Today Kate (my wife) and I had a conversation about statistics eventually leading to the concepts of Fractional Factorial Design and the Sparsity-of-Effects Principle. In Fractional Factorial Design (FFD from here on), one seeks to limit the number of experiments required to evaluate the relative importance of the factors to be studied.

For example, if you wanted investigate what factors produce a paper airplane that flies as far as possible you might look at various possibilities for the wing shape, wing width, and paper type. But if there are 5 options for each of these combinations you would have to make 125 paper airplanes (5 wing shapes x 5 wing widths x 5 paper types) in order to find the best combination. You may not have that much time or paper. Or patience.

So instead of testing all of the options to find the best paper airplane design, you may instead decide to look for whether one of the factors is more important than the others and go from there. Using FFD you could find the, for example, 8 most optimal paper airplanes to make in order to determine which factor is most important. If multiple factors work together you may miss out on that relationship but if not this could be a powerful way of saving yourself time (and paper).

If you’re interested, here are the 8 combinations to try (X1=Wing shape #, X2=Wing width #, X3=Paper type #)*:

 X1 X2 X3
----------
  1  1  1
  1  1  5
  1  5  1
  1  5  5
  5  1  1
  5  1  5
  5  5  1
  5  5  5

* table generated using the AlgDesign library in R

Regardless, all of this got me thinking about the fact that many algorithmic tools (such as FFD), and even entire fields of study, often emerge from a single assumption or definition. Usually one with far more importance than is immediately apparent. In the case above, it’s not immediately apparent that you can safely prioritize or limit the number of combinations you test and still obtain a meaningful result. However, by making a single assumption (i.e. the sparsity-of-effects principle) you can turn a problem too large to feasibly solve into one that’s much more manageable (albeit with some caveats).

Similarly, special relativity is derived from two postulates (from Wikipedia):

  • The laws of physics are invariant (i.e. identical) in all inertial systems (non-accelerating frames of reference).
  • The speed of light in a vacuum is the same for all observers, regardless of the motion of the light source.

::::::::::

→ Work to complete
[1] In the passage on fractional factorial design, how many paper airplanes would testing every combination take?
[2] Write the next part of the passage on fractional factorial design, picking up after its final sentence.

::::::::::

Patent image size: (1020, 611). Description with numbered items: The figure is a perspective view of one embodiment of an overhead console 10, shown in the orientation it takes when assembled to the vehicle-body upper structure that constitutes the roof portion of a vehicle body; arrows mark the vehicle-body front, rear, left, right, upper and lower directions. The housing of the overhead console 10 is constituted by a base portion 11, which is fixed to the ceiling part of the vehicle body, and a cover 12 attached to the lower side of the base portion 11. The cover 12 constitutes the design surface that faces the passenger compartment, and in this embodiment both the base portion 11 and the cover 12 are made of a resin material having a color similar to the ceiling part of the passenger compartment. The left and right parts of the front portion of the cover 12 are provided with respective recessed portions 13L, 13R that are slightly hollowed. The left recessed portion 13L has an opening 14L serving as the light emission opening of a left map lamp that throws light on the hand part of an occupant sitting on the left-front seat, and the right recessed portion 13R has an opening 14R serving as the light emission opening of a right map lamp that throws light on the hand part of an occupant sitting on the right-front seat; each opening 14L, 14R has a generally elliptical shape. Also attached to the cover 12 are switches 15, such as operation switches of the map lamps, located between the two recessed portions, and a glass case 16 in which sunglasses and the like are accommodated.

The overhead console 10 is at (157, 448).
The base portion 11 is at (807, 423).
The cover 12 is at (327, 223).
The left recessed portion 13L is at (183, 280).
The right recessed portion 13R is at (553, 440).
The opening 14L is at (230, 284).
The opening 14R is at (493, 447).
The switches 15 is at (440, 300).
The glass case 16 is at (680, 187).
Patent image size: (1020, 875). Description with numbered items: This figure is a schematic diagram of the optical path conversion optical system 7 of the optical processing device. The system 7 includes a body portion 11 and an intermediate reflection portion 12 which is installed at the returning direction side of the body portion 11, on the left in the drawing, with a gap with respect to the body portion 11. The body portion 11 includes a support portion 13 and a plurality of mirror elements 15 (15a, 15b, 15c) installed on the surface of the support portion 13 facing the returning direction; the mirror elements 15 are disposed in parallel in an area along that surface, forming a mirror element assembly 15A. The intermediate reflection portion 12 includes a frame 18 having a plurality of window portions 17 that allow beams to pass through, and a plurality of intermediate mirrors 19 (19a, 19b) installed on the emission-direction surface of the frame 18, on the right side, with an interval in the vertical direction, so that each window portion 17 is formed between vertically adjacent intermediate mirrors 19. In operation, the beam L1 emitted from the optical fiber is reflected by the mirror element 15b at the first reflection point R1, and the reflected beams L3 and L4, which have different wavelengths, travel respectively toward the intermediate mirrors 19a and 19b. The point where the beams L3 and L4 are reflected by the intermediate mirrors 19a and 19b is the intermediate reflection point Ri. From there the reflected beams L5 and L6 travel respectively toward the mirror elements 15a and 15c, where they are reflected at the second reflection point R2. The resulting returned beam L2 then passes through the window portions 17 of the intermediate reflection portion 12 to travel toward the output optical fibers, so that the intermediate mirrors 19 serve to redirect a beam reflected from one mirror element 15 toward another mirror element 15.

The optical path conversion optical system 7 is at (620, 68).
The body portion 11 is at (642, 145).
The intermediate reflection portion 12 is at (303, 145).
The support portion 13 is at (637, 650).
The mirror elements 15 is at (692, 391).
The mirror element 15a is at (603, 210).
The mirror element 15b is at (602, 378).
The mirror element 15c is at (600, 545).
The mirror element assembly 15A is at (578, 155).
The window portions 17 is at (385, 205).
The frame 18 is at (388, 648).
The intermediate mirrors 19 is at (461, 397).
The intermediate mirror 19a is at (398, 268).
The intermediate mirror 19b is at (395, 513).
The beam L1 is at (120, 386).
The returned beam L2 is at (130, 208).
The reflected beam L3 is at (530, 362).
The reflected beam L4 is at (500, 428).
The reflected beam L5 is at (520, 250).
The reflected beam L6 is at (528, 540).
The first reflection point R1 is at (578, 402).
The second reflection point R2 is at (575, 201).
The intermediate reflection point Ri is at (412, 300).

::::::::::

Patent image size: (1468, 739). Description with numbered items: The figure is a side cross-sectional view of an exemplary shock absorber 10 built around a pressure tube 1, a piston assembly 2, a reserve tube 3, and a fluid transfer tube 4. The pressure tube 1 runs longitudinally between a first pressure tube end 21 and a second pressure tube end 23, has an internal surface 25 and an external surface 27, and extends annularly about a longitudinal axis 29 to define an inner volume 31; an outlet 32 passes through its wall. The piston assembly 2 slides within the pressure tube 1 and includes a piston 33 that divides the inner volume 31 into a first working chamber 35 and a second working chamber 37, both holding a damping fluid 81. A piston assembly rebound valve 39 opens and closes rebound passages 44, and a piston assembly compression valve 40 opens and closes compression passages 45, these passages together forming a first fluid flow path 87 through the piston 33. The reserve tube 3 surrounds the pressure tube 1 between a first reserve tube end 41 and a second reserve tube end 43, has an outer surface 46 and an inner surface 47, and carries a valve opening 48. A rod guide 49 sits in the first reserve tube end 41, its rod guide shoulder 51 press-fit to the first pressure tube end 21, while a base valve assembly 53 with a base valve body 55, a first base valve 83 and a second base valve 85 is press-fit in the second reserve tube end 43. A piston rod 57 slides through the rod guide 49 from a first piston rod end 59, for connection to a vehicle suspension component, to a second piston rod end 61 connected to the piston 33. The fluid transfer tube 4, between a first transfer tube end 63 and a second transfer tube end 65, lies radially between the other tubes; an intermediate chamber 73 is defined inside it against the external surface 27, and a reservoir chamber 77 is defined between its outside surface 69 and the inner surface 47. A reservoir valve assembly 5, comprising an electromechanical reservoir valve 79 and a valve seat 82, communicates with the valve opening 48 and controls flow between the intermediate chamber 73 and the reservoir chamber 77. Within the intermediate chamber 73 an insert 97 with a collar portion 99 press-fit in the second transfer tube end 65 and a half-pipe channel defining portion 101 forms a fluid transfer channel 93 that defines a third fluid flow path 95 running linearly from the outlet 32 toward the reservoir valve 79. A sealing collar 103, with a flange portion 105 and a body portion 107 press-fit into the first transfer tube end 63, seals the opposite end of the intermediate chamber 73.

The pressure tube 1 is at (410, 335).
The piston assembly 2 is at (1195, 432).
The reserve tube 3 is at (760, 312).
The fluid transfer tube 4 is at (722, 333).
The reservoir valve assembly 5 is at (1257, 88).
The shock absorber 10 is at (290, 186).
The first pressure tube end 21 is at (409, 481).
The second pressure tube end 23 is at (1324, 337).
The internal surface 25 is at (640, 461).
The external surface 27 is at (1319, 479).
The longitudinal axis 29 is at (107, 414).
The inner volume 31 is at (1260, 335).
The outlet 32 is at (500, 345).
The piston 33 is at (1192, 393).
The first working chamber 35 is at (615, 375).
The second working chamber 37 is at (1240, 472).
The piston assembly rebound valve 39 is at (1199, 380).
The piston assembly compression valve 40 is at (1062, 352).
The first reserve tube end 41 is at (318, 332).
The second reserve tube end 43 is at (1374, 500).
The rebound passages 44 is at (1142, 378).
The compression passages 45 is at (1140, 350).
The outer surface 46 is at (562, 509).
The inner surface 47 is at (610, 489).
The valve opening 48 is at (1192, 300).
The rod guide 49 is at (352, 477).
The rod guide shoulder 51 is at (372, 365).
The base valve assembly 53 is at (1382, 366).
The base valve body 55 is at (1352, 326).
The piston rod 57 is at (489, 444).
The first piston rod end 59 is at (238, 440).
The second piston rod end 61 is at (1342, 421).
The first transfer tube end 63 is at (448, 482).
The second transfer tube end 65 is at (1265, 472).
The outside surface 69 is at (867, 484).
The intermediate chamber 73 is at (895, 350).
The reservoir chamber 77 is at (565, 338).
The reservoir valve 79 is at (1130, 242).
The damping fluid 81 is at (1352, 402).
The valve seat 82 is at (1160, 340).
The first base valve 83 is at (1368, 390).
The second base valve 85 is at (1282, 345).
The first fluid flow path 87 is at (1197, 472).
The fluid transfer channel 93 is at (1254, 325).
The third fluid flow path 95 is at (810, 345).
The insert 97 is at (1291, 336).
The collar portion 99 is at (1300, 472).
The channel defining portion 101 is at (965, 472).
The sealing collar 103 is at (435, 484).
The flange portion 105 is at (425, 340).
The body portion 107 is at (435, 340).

::::::::::

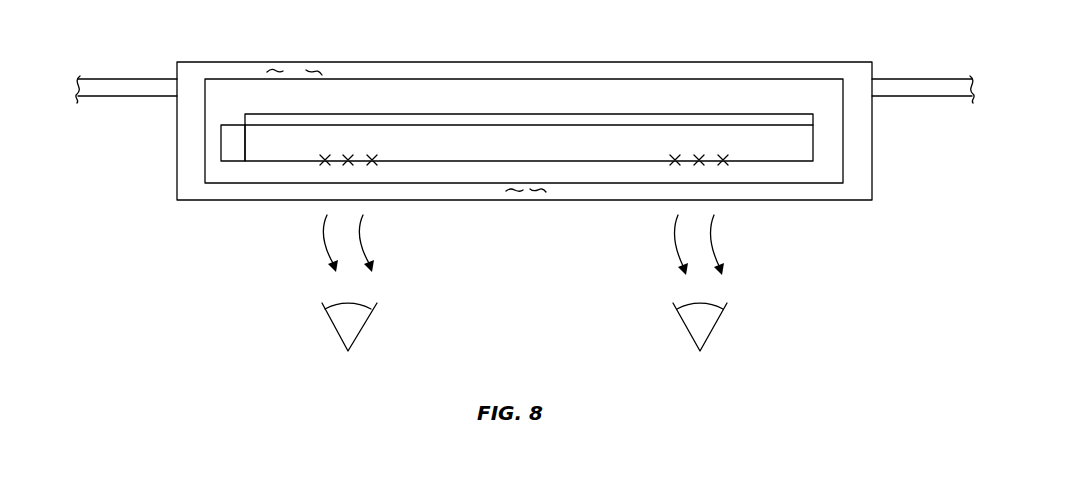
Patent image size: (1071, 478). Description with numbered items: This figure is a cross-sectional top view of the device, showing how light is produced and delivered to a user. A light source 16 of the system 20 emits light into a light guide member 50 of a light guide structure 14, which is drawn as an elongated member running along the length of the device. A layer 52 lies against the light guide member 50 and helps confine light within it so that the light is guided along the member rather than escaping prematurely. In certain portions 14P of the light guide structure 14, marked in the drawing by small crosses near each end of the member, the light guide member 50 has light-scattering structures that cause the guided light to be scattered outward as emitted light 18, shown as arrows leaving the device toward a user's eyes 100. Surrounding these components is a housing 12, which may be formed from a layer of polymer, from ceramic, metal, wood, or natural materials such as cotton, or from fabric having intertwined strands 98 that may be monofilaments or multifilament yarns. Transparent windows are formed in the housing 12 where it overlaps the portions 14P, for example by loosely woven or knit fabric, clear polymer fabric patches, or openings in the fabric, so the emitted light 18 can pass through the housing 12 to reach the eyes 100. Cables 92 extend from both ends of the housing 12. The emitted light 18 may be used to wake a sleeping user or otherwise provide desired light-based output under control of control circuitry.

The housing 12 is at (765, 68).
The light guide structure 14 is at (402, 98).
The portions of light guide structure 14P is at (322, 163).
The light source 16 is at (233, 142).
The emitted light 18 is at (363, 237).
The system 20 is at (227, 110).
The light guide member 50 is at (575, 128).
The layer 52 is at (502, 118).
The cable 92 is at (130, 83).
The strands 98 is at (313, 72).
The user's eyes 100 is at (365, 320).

::::::::::

→ Solved problems
[1] 125 paper airplanes (5 wing shapes x 5 wing widths x 5 paper types).

[2]
The first postulate is straightforward and, while I will admit the second postulate is a somewhat non-obvious, there was reason for Einstein to suspect this. However, it’s not clear upon seeing these assumptions that time dilation should occur for objects moving at high speeds. We now know that this occurs, but it was the predictions of this theory that brought us to that understanding.

I think recognizing this pattern, of limiting oneself in order to find a more concrete logical space, is extremely important in terms of appreciating mathematics or really any formalized field of study. Only by defining the structure of the domain on which one wishes to operate, and the assumptions therein, does it become possible to derive truly meaningful results. Unfortunately, I think the desire for this kind of formalism separates academia and business far more often than it should. Even among college graduates who studied the same field, ideas are far more often communicated and discussed in something much closer to layman’s terms than the carefully chosen, well-defined language it was originally conveyed to them in. The only apparent reverence is for the concepts and tools we don’t understand, labeling them simply as having been figured out by people smarter than us.

The fact of the matter, though, is that this works more often than not. If the non-trivial results of academia were common and easily understood, they would necessarily be less impactful. So instead of disgracing their fields, these workers often do well. After all, they aren’t wasting time with pedantic language or preparing for unlikely scenarios. They instead solve the common case and move on to the next problem. There are often checks and balances for the cases where these kinds of mistakes were made in past with severe consequences, of course, which pushes the probability of failure down even further. But not to zero.

When the next rare case occurs will the time we saved by not worrying about it be enough to justify it? Will we even know what happened? Are the giants upon whose shoulders’ we stand so tall that we can no longer see their shoes?

I, for one, am pulling out the binoculars.